### EXERCISE DETAILS:
Turn the lines of each item below into one numbered list, skipping any blank lines. Leave the pictures out of your answer.
[start ENTRIES PROVIDED]
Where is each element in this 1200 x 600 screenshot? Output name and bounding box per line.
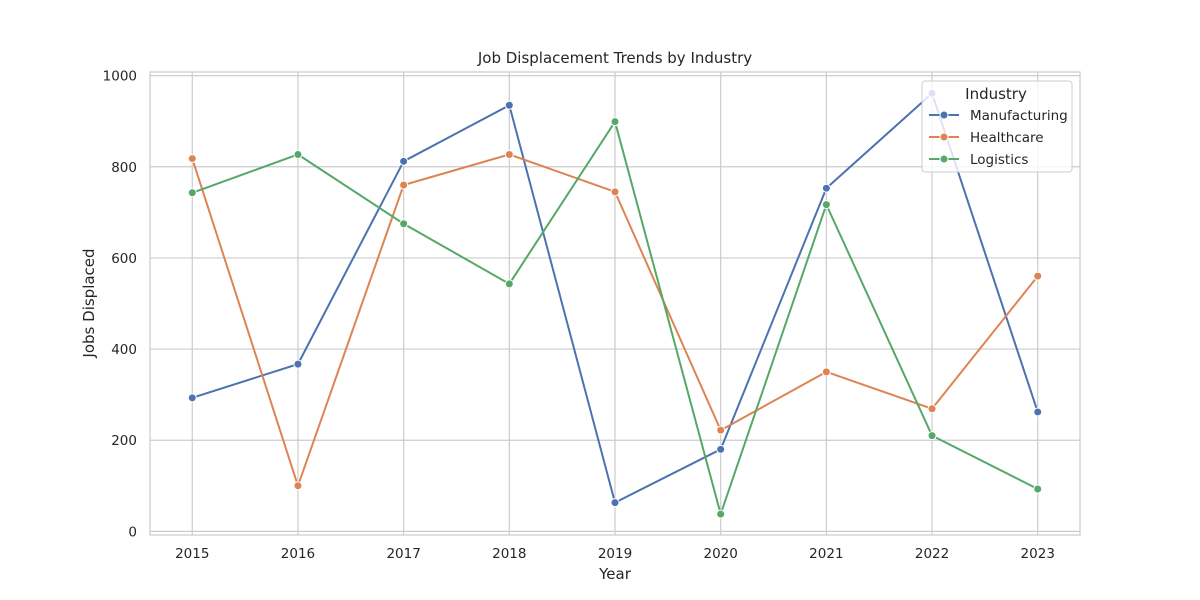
data-point-logistics	[504, 279, 514, 289]
data-point-manufacturing	[293, 359, 303, 369]
x-tick-label: 2015	[175, 546, 209, 562]
y-tick-label: 0	[128, 524, 137, 540]
y-tick-label: 1000	[103, 69, 137, 85]
data-point-logistics	[821, 200, 831, 210]
legend-swatch-marker	[939, 154, 949, 164]
x-axis-label: Year	[598, 565, 632, 583]
x-tick-label: 2017	[386, 546, 420, 562]
chart-title: Job Displacement Trends by Industry	[477, 49, 752, 67]
data-point-manufacturing	[1033, 407, 1043, 417]
data-point-logistics	[716, 509, 726, 519]
data-point-manufacturing	[399, 156, 409, 166]
data-point-healthcare	[927, 404, 937, 414]
legend-swatch-marker	[939, 132, 949, 142]
data-point-manufacturing	[821, 183, 831, 193]
x-tick-label: 2018	[492, 546, 526, 562]
y-axis-label: Jobs Displaced	[80, 248, 98, 358]
x-tick-label: 2019	[598, 546, 632, 562]
legend-label: Healthcare	[970, 130, 1044, 146]
legend-label: Manufacturing	[970, 108, 1068, 124]
data-point-manufacturing	[187, 393, 197, 403]
data-point-healthcare	[821, 367, 831, 377]
x-tick-label: 2016	[281, 546, 315, 562]
legend-item-healthcare: Healthcare	[929, 130, 1044, 146]
x-axis-ticks: 2015 2016 2017 2018 2019 2020 2021 2022 2023	[175, 546, 1055, 562]
legend-items: Manufacturing Healthcare Logistics	[929, 108, 1068, 168]
x-tick-label: 2023	[1021, 546, 1055, 562]
data-point-healthcare	[504, 149, 514, 159]
y-axis-ticks: 0 200 400 600 800 1000	[103, 69, 137, 541]
data-point-healthcare	[610, 187, 620, 197]
series-healthcare	[187, 149, 1043, 491]
legend-label: Logistics	[970, 152, 1028, 168]
legend: Industry Manufacturing Healthcare Logistic…	[921, 80, 1073, 173]
series-group	[187, 88, 1043, 519]
data-point-logistics	[1033, 484, 1043, 494]
data-point-manufacturing	[716, 444, 726, 454]
legend-item-logistics: Logistics	[929, 152, 1028, 168]
y-tick-label: 800	[111, 160, 137, 176]
y-tick-label: 600	[111, 251, 137, 267]
legend-box	[921, 80, 1073, 173]
plot-frame	[149, 71, 1081, 536]
legend-item-manufacturing: Manufacturing	[929, 108, 1068, 124]
data-point-manufacturing	[610, 498, 620, 508]
data-point-logistics	[610, 117, 620, 127]
series-logistics	[187, 117, 1043, 519]
data-point-healthcare	[187, 154, 197, 164]
legend-title: Industry	[965, 85, 1027, 103]
data-point-healthcare	[399, 180, 409, 190]
data-point-logistics	[293, 149, 303, 159]
data-point-logistics	[187, 188, 197, 198]
data-point-logistics	[927, 431, 937, 441]
x-tick-label: 2020	[704, 546, 738, 562]
y-tick-label: 200	[111, 433, 137, 449]
data-point-manufacturing	[504, 100, 514, 110]
x-tick-label: 2021	[809, 546, 843, 562]
x-tick-label: 2022	[915, 546, 949, 562]
legend-swatch-marker	[939, 110, 949, 120]
data-point-healthcare	[293, 481, 303, 491]
data-point-healthcare	[1033, 271, 1043, 281]
data-point-logistics	[399, 219, 409, 229]
data-point-healthcare	[716, 425, 726, 435]
y-tick-label: 400	[111, 342, 137, 358]
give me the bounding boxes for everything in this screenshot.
[end ENTRIES PROVIDED]
### OUTPUT OF THE EXERCISE:
1. Where is each element in this 1200 x 600 screenshot? Output name and bounding box per line.
2. data-point-logistics	[504, 279, 514, 289]
3. data-point-manufacturing	[293, 359, 303, 369]
4. x-tick-label: 2015	[175, 546, 209, 562]
5. y-tick-label: 0	[128, 524, 137, 540]
6. y-tick-label: 1000	[103, 69, 137, 85]
7. data-point-logistics	[821, 200, 831, 210]
8. legend-swatch-marker	[939, 154, 949, 164]
9. x-axis-label: Year	[598, 565, 632, 583]
10. x-tick-label: 2017	[386, 546, 420, 562]
11. chart-title: Job Displacement Trends by Industry	[477, 49, 752, 67]
12. data-point-manufacturing	[1033, 407, 1043, 417]
13. data-point-logistics	[716, 509, 726, 519]
14. data-point-manufacturing	[399, 156, 409, 166]
15. data-point-healthcare	[927, 404, 937, 414]
16. legend-swatch-marker	[939, 132, 949, 142]
17. data-point-manufacturing	[821, 183, 831, 193]
18. x-tick-label: 2018	[492, 546, 526, 562]
19. y-axis-label: Jobs Displaced	[80, 248, 98, 358]
20. x-tick-label: 2019	[598, 546, 632, 562]
21. legend-label: Healthcare	[970, 130, 1044, 146]
22. legend-label: Manufacturing	[970, 108, 1068, 124]
23. data-point-manufacturing	[187, 393, 197, 403]
24. data-point-healthcare	[821, 367, 831, 377]
25. x-tick-label: 2016	[281, 546, 315, 562]
26. legend-item-healthcare: Healthcare	[929, 130, 1044, 146]
27. x-axis-ticks: 2015 2016 2017 2018 2019 2020 2021 2022 2023	[175, 546, 1055, 562]
28. legend-items: Manufacturing Healthcare Logistics	[929, 108, 1068, 168]
29. x-tick-label: 2023	[1021, 546, 1055, 562]
30. data-point-healthcare	[504, 149, 514, 159]
31. y-axis-ticks: 0 200 400 600 800 1000	[103, 69, 137, 541]
32. data-point-healthcare	[610, 187, 620, 197]
33. series-healthcare	[187, 149, 1043, 491]
34. legend-label: Logistics	[970, 152, 1028, 168]
35. legend: Industry Manufacturing Healthcare Logistic…	[921, 80, 1073, 173]
36. series-group	[187, 88, 1043, 519]
37. data-point-logistics	[1033, 484, 1043, 494]
38. data-point-manufacturing	[716, 444, 726, 454]
39. legend-item-logistics: Logistics	[929, 152, 1028, 168]
40. y-tick-label: 800	[111, 160, 137, 176]
41. y-tick-label: 600	[111, 251, 137, 267]
42. legend-box	[921, 80, 1073, 173]
43. plot-frame	[149, 71, 1081, 536]
44. legend-item-manufacturing: Manufacturing	[929, 108, 1068, 124]
45. data-point-manufacturing	[610, 498, 620, 508]
46. data-point-logistics	[610, 117, 620, 127]
47. series-logistics	[187, 117, 1043, 519]
48. data-point-healthcare	[187, 154, 197, 164]
49. legend-title: Industry	[965, 85, 1027, 103]
50. data-point-healthcare	[399, 180, 409, 190]
51. data-point-logistics	[293, 149, 303, 159]
52. data-point-logistics	[187, 188, 197, 198]
53. data-point-logistics	[927, 431, 937, 441]
54. x-tick-label: 2020	[704, 546, 738, 562]
55. y-tick-label: 200	[111, 433, 137, 449]
56. data-point-manufacturing	[504, 100, 514, 110]
57. x-tick-label: 2021	[809, 546, 843, 562]
58. x-tick-label: 2022	[915, 546, 949, 562]
59. legend-swatch-marker	[939, 110, 949, 120]
60. data-point-healthcare	[293, 481, 303, 491]
61. data-point-healthcare	[1033, 271, 1043, 281]
62. data-point-logistics	[399, 219, 409, 229]
63. data-point-healthcare	[716, 425, 726, 435]
64. y-tick-label: 400	[111, 342, 137, 358]
65. give me the bounding boxes for everything in this screenshot.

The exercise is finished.